PROMPT: Work through the following lines and count those that hold the word "icon". Reply with that number only.
─── STORED DATA
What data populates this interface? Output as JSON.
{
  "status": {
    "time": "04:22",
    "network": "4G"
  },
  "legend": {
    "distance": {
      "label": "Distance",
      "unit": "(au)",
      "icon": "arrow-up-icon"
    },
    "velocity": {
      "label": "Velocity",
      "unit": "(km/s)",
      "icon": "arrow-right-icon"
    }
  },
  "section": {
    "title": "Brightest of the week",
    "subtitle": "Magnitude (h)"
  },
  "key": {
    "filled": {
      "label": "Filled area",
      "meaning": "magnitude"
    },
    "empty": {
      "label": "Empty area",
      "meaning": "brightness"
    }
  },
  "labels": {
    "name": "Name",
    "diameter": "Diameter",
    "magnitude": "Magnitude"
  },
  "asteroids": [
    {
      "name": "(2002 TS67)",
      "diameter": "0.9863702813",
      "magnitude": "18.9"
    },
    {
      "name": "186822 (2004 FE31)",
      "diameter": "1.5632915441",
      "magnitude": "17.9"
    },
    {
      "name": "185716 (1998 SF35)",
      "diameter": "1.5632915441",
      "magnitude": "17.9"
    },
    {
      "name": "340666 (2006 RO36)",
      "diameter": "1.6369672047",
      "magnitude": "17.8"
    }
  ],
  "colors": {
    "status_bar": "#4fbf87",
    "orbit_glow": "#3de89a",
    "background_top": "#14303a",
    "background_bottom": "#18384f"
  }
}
──────
SOLUTION TO THE PROBLEM: 2